Your task. Exactly repeat the material, dropping only the pictures.
-.-.-
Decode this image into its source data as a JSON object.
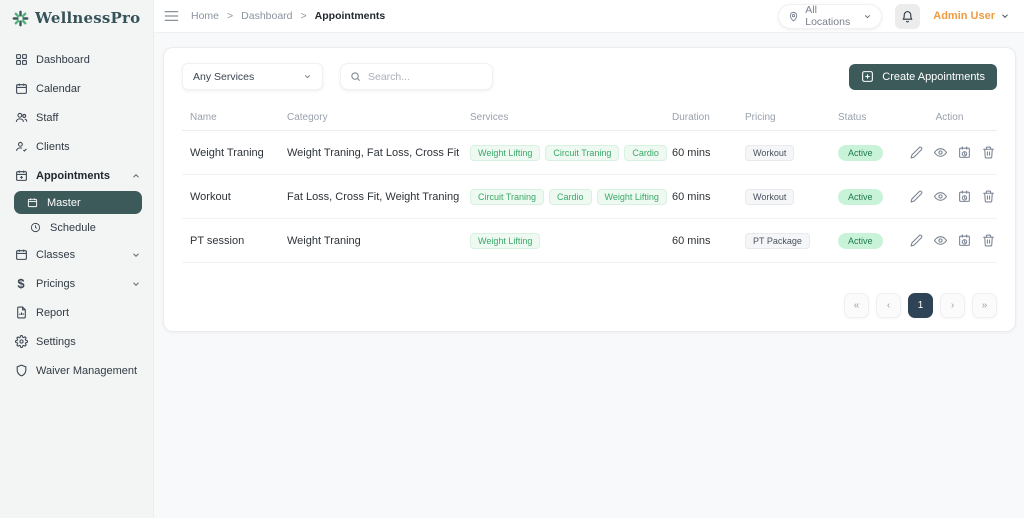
{
  "brand": {
    "name": "WellnessPro"
  },
  "topbar": {
    "breadcrumb_home": "Home",
    "breadcrumb_dashboard": "Dashboard",
    "breadcrumb_current": "Appointments",
    "separator": ">",
    "location": "All Locations",
    "user": "Admin User"
  },
  "sidebar": {
    "items": [
      {
        "label": "Dashboard"
      },
      {
        "label": "Calendar"
      },
      {
        "label": "Staff"
      },
      {
        "label": "Clients"
      },
      {
        "label": "Appointments"
      },
      {
        "label": "Master"
      },
      {
        "label": "Schedule"
      },
      {
        "label": "Classes"
      },
      {
        "label": "Pricings"
      },
      {
        "label": "Report"
      },
      {
        "label": "Settings"
      },
      {
        "label": "Waiver Management"
      }
    ]
  },
  "filters": {
    "service_filter": "Any Services",
    "search_placeholder": "Search..."
  },
  "create_button_label": "Create Appointments",
  "table": {
    "columns": [
      "Name",
      "Category",
      "Services",
      "Duration",
      "Pricing",
      "Status",
      "Action"
    ],
    "rows": [
      {
        "name": "Weight Traning",
        "category": "Weight Traning, Fat Loss, Cross Fit",
        "services": [
          "Weight Lifting",
          "Circuit Traning",
          "Cardio"
        ],
        "duration": "60 mins",
        "pricing": "Workout",
        "status": "Active"
      },
      {
        "name": "Workout",
        "category": "Fat Loss, Cross Fit, Weight Traning",
        "services": [
          "Circuit Traning",
          "Cardio",
          "Weight Lifting"
        ],
        "duration": "60 mins",
        "pricing": "Workout",
        "status": "Active"
      },
      {
        "name": "PT session",
        "category": "Weight Traning",
        "services": [
          "Weight Lifting"
        ],
        "duration": "60 mins",
        "pricing": "PT Package",
        "status": "Active"
      }
    ]
  },
  "pagination": {
    "first": "«",
    "prev": "‹",
    "page": "1",
    "next": "›",
    "last": "»"
  },
  "colors": {
    "brand_teal": "#3d5a5a",
    "sidebar_active_bg": "#3d5a5a",
    "pagination_active_bg": "#2e4356",
    "user_orange": "#ef9b42",
    "service_badge_text": "#3ba968",
    "service_badge_bg": "#edf9f1",
    "status_active_bg": "#c9f3d8",
    "status_active_text": "#1e7a4c"
  }
}
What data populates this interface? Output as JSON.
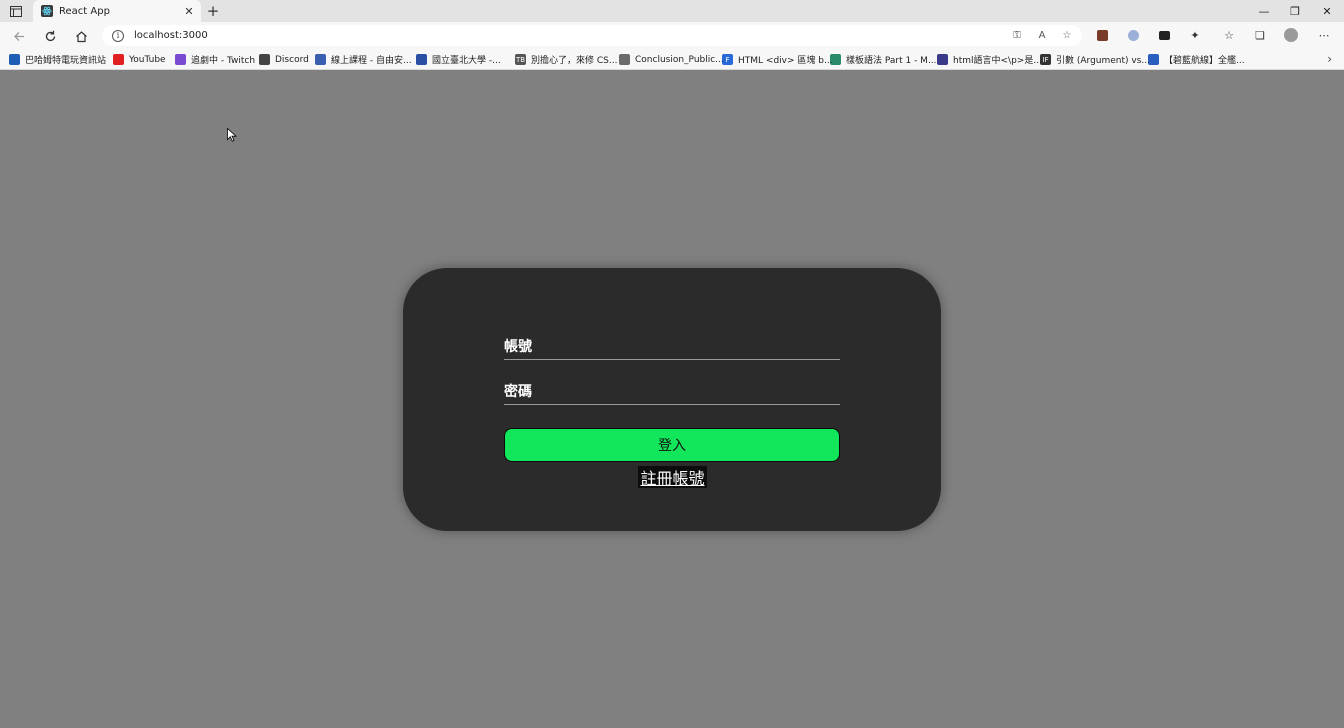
{
  "browser": {
    "tab_title": "React App",
    "url": "localhost:3000",
    "new_tab_label": "+",
    "close_tab_label": "✕",
    "window_controls": {
      "minimize": "—",
      "restore": "❐",
      "close": "✕"
    }
  },
  "bookmarks": [
    {
      "label": "巴哈姆特電玩資訊站",
      "icon": "bahamut-icon",
      "color": "#1e5fb5"
    },
    {
      "label": "YouTube",
      "icon": "youtube-icon",
      "color": "#e02020"
    },
    {
      "label": "追劇中 - Twitch",
      "icon": "twitch-icon",
      "color": "#7a4ad0"
    },
    {
      "label": "Discord",
      "icon": "discord-icon",
      "color": "#444444"
    },
    {
      "label": "線上課程 - 自由安...",
      "icon": "course-icon",
      "color": "#3a5fb0"
    },
    {
      "label": "國立臺北大學 -...",
      "icon": "ntpu-icon",
      "color": "#2b4fa3"
    },
    {
      "label": "別擔心了，來修 CS...",
      "icon": "tb-icon",
      "color": "#555555",
      "ic_text": "TB"
    },
    {
      "label": "Conclusion_Public...",
      "icon": "document-icon",
      "color": "#6b6b6b"
    },
    {
      "label": "HTML <div> 區塊 b...",
      "icon": "f-icon",
      "color": "#2a6ad8",
      "ic_text": "F"
    },
    {
      "label": "樣板語法 Part 1 - M...",
      "icon": "vue-icon",
      "color": "#2a8a6a"
    },
    {
      "label": "html語言中<\\p>是...",
      "icon": "link-icon",
      "color": "#3a3a8a"
    },
    {
      "label": "引數 (Argument) vs...",
      "icon": "if-icon",
      "color": "#333333",
      "ic_text": "IF"
    },
    {
      "label": "【碧藍航線】全艦...",
      "icon": "calendar-icon",
      "color": "#2a5fc0"
    }
  ],
  "login": {
    "account_placeholder": "帳號",
    "password_placeholder": "密碼",
    "login_label": "登入",
    "register_label": "註冊帳號"
  },
  "colors": {
    "page_bg": "#808080",
    "card_bg": "#2b2b2b",
    "login_button": "#12e65a"
  }
}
-.-.-
Exercise answer.
Decode this image into its source data as a JSON object.
{
  "brand": {
    "name": "WellnessPro"
  },
  "topbar": {
    "breadcrumb_home": "Home",
    "breadcrumb_dashboard": "Dashboard",
    "breadcrumb_current": "Appointments",
    "separator": ">",
    "location": "All Locations",
    "user": "Admin User"
  },
  "sidebar": {
    "items": [
      {
        "label": "Dashboard"
      },
      {
        "label": "Calendar"
      },
      {
        "label": "Staff"
      },
      {
        "label": "Clients"
      },
      {
        "label": "Appointments"
      },
      {
        "label": "Master"
      },
      {
        "label": "Schedule"
      },
      {
        "label": "Classes"
      },
      {
        "label": "Pricings"
      },
      {
        "label": "Report"
      },
      {
        "label": "Settings"
      },
      {
        "label": "Waiver Management"
      }
    ]
  },
  "filters": {
    "service_filter": "Any Services",
    "search_placeholder": "Search..."
  },
  "create_button_label": "Create Appointments",
  "table": {
    "columns": [
      "Name",
      "Category",
      "Services",
      "Duration",
      "Pricing",
      "Status",
      "Action"
    ],
    "rows": [
      {
        "name": "Weight Traning",
        "category": "Weight Traning, Fat Loss, Cross Fit",
        "services": [
          "Weight Lifting",
          "Circuit Traning",
          "Cardio"
        ],
        "duration": "60 mins",
        "pricing": "Workout",
        "status": "Active"
      },
      {
        "name": "Workout",
        "category": "Fat Loss, Cross Fit, Weight Traning",
        "services": [
          "Circuit Traning",
          "Cardio",
          "Weight Lifting"
        ],
        "duration": "60 mins",
        "pricing": "Workout",
        "status": "Active"
      },
      {
        "name": "PT session",
        "category": "Weight Traning",
        "services": [
          "Weight Lifting"
        ],
        "duration": "60 mins",
        "pricing": "PT Package",
        "status": "Active"
      }
    ]
  },
  "pagination": {
    "first": "«",
    "prev": "‹",
    "page": "1",
    "next": "›",
    "last": "»"
  },
  "colors": {
    "brand_teal": "#3d5a5a",
    "sidebar_active_bg": "#3d5a5a",
    "pagination_active_bg": "#2e4356",
    "user_orange": "#ef9b42",
    "service_badge_text": "#3ba968",
    "service_badge_bg": "#edf9f1",
    "status_active_bg": "#c9f3d8",
    "status_active_text": "#1e7a4c"
  }
}
What data populates this interface? Output as JSON.
{
  "browser": {
    "tab_title": "React App",
    "url": "localhost:3000",
    "new_tab_label": "+",
    "close_tab_label": "✕",
    "window_controls": {
      "minimize": "—",
      "restore": "❐",
      "close": "✕"
    }
  },
  "bookmarks": [
    {
      "label": "巴哈姆特電玩資訊站",
      "icon": "bahamut-icon",
      "color": "#1e5fb5"
    },
    {
      "label": "YouTube",
      "icon": "youtube-icon",
      "color": "#e02020"
    },
    {
      "label": "追劇中 - Twitch",
      "icon": "twitch-icon",
      "color": "#7a4ad0"
    },
    {
      "label": "Discord",
      "icon": "discord-icon",
      "color": "#444444"
    },
    {
      "label": "線上課程 - 自由安...",
      "icon": "course-icon",
      "color": "#3a5fb0"
    },
    {
      "label": "國立臺北大學 -...",
      "icon": "ntpu-icon",
      "color": "#2b4fa3"
    },
    {
      "label": "別擔心了，來修 CS...",
      "icon": "tb-icon",
      "color": "#555555",
      "ic_text": "TB"
    },
    {
      "label": "Conclusion_Public...",
      "icon": "document-icon",
      "color": "#6b6b6b"
    },
    {
      "label": "HTML <div> 區塊 b...",
      "icon": "f-icon",
      "color": "#2a6ad8",
      "ic_text": "F"
    },
    {
      "label": "樣板語法 Part 1 - M...",
      "icon": "vue-icon",
      "color": "#2a8a6a"
    },
    {
      "label": "html語言中<\\p>是...",
      "icon": "link-icon",
      "color": "#3a3a8a"
    },
    {
      "label": "引數 (Argument) vs...",
      "icon": "if-icon",
      "color": "#333333",
      "ic_text": "IF"
    },
    {
      "label": "【碧藍航線】全艦...",
      "icon": "calendar-icon",
      "color": "#2a5fc0"
    }
  ],
  "login": {
    "account_placeholder": "帳號",
    "password_placeholder": "密碼",
    "login_label": "登入",
    "register_label": "註冊帳號"
  },
  "colors": {
    "page_bg": "#808080",
    "card_bg": "#2b2b2b",
    "login_button": "#12e65a"
  }
}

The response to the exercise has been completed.